# Data extracted from a collection
------
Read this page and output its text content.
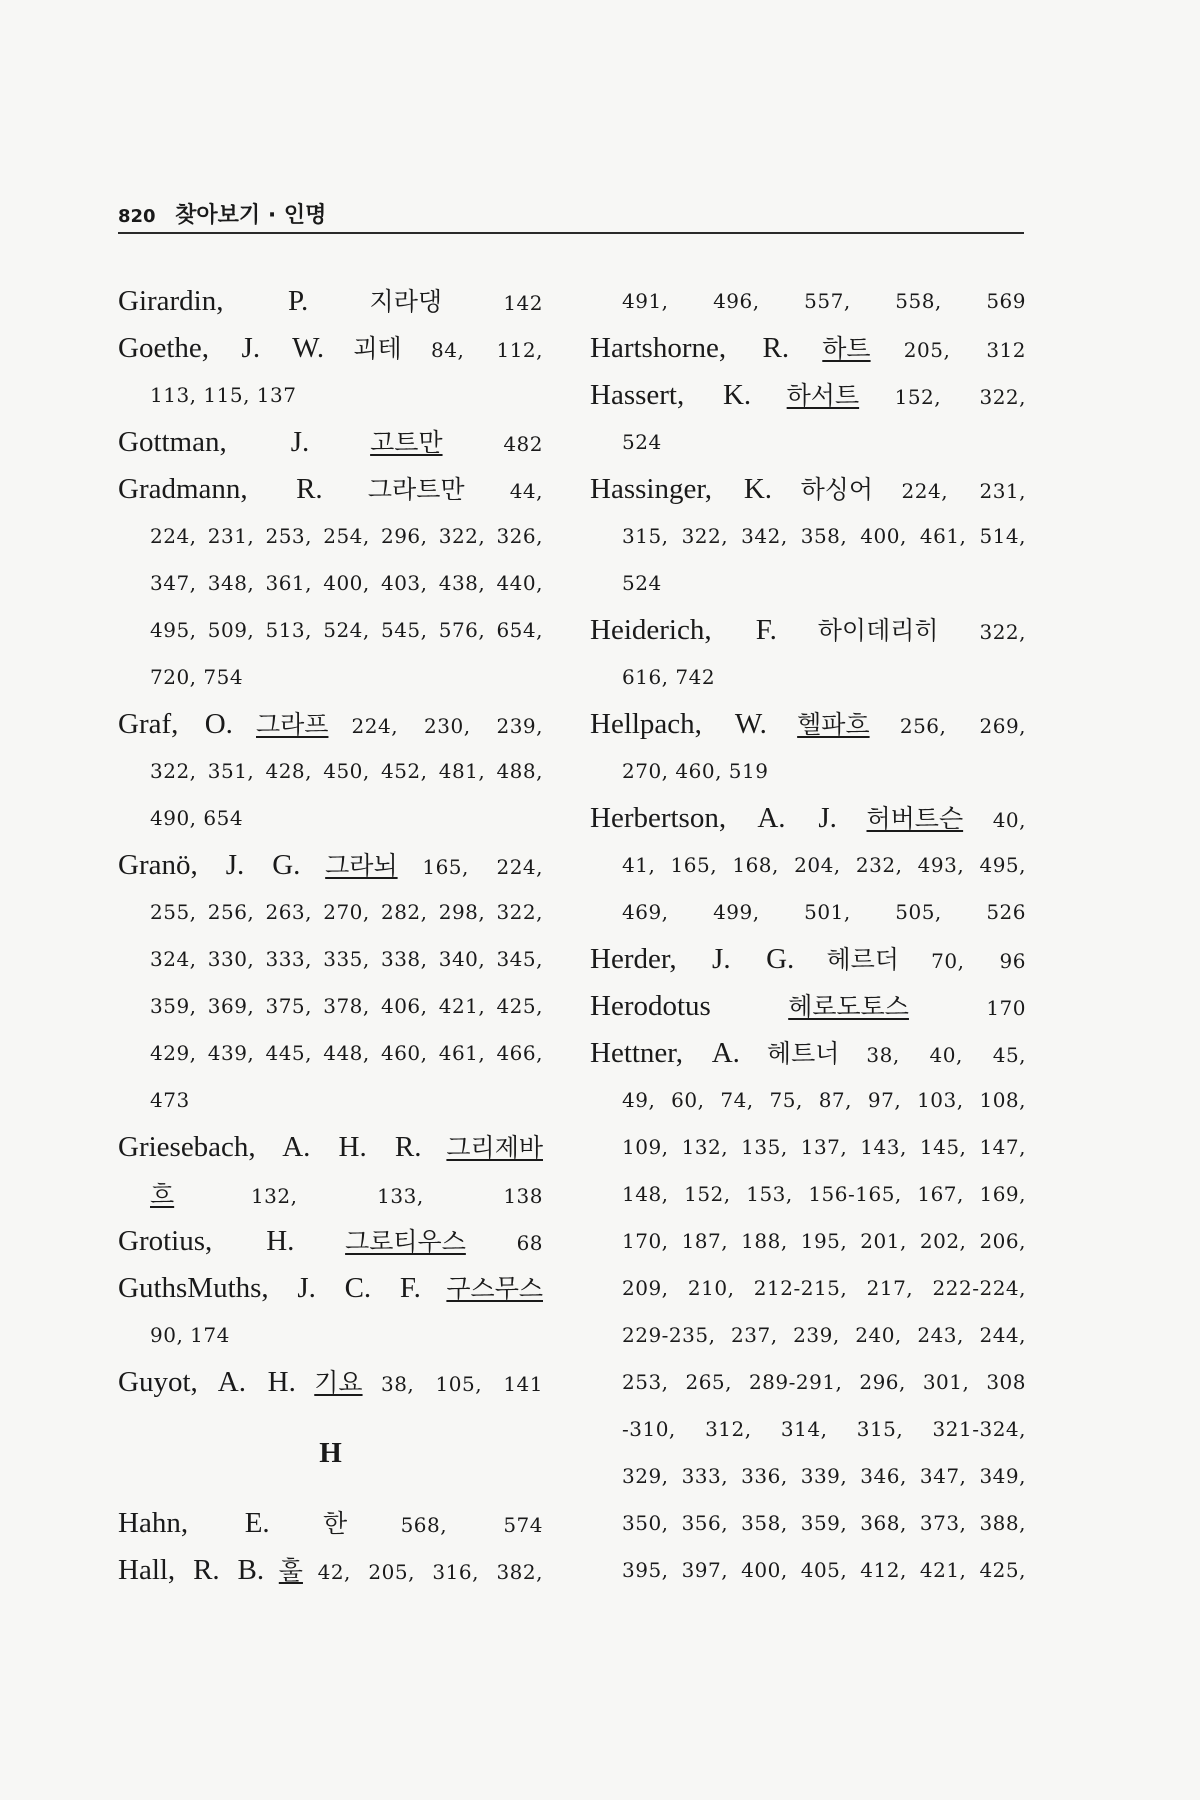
820 찾아보기 · 인명
Girardin, P. 지라댕	142
Goethe, J. W. 괴테 84, 112,
113, 115, 137
Gottman, J. 고트만	482
Gradmann, R. 그라트만 44,
224, 231, 253, 254, 296, 322, 326,
347, 348, 361, 400, 403, 438, 440,
495, 509, 513, 524, 545, 576, 654,
720, 754
Graf, O. 그라프 224, 230, 239,
322, 351, 428, 450, 452, 481, 488,
490, 654
Granö, J. G. 그라뇌 165, 224,
255, 256, 263, 270, 282, 298, 322,
324, 330, 333, 335, 338, 340, 345,
359, 369, 375, 378, 406, 421, 425,
429, 439, 445, 448, 460, 461, 466,
473
Griesebach, A. H. R. 그리제바
흐	132, 133, 138
Grotius, H. 그로티우스	68
GuthsMuths, J. C. F. 구스무스
90, 174
Guyot, A. H. 기요 38, 105, 141
H
Hahn, E. 한	568, 574
Hall, R. B. 훌 42, 205, 316, 382,
491, 496, 557, 558, 569
Hartshorne, R. 하트 205, 312
Hassert, K. 하서트 152, 322,
524
Hassinger, K. 하싱어 224, 231,
315, 322, 342, 358, 400, 461, 514,
524
Heiderich, F. 하이데리히 322,
616, 742
Hellpach, W. 헬파흐 256, 269,
270, 460, 519
Herbertson, A. J. 허버트슨 40,
41, 165, 168, 204, 232, 493, 495,
469, 499, 501, 505, 526
Herder, J. G. 헤르더 70, 96
Herodotus	헤로도토스	170
Hettner, A. 헤트너 38, 40, 45,
49, 60, 74, 75, 87, 97, 103, 108,
109, 132, 135, 137, 143, 145, 147,
148, 152, 153, 156-165, 167, 169,
170, 187, 188, 195, 201, 202, 206,
209, 210, 212-215, 217, 222-224,
229-235, 237, 239, 240, 243, 244,
253, 265, 289-291, 296, 301, 308
-310, 312, 314, 315, 321-324,
329, 333, 336, 339, 346, 347, 349,
350, 356, 358, 359, 368, 373, 388,
395, 397, 400, 405, 412, 421, 425,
------
# DIRECTIONS
Word for word, quote the full listing, omitting every picture.

# SOLUTION FOR THIS TASK
Read this page and output its text content.
820 찾아보기 · 인명
Girardin, P. 지라댕	142
Goethe, J. W. 괴테 84, 112,
113, 115, 137
Gottman, J. 고트만	482
Gradmann, R. 그라트만 44,
224, 231, 253, 254, 296, 322, 326,
347, 348, 361, 400, 403, 438, 440,
495, 509, 513, 524, 545, 576, 654,
720, 754
Graf, O. 그라프 224, 230, 239,
322, 351, 428, 450, 452, 481, 488,
490, 654
Granö, J. G. 그라뇌 165, 224,
255, 256, 263, 270, 282, 298, 322,
324, 330, 333, 335, 338, 340, 345,
359, 369, 375, 378, 406, 421, 425,
429, 439, 445, 448, 460, 461, 466,
473
Griesebach, A. H. R. 그리제바
흐	132, 133, 138
Grotius, H. 그로티우스	68
GuthsMuths, J. C. F. 구스무스
90, 174
Guyot, A. H. 기요 38, 105, 141
H
Hahn, E. 한	568, 574
Hall, R. B. 훌 42, 205, 316, 382,
491, 496, 557, 558, 569
Hartshorne, R. 하트 205, 312
Hassert, K. 하서트 152, 322,
524
Hassinger, K. 하싱어 224, 231,
315, 322, 342, 358, 400, 461, 514,
524
Heiderich, F. 하이데리히 322,
616, 742
Hellpach, W. 헬파흐 256, 269,
270, 460, 519
Herbertson, A. J. 허버트슨 40,
41, 165, 168, 204, 232, 493, 495,
469, 499, 501, 505, 526
Herder, J. G. 헤르더 70, 96
Herodotus	헤로도토스	170
Hettner, A. 헤트너 38, 40, 45,
49, 60, 74, 75, 87, 97, 103, 108,
109, 132, 135, 137, 143, 145, 147,
148, 152, 153, 156-165, 167, 169,
170, 187, 188, 195, 201, 202, 206,
209, 210, 212-215, 217, 222-224,
229-235, 237, 239, 240, 243, 244,
253, 265, 289-291, 296, 301, 308
-310, 312, 314, 315, 321-324,
329, 333, 336, 339, 346, 347, 349,
350, 356, 358, 359, 368, 373, 388,
395, 397, 400, 405, 412, 421, 425,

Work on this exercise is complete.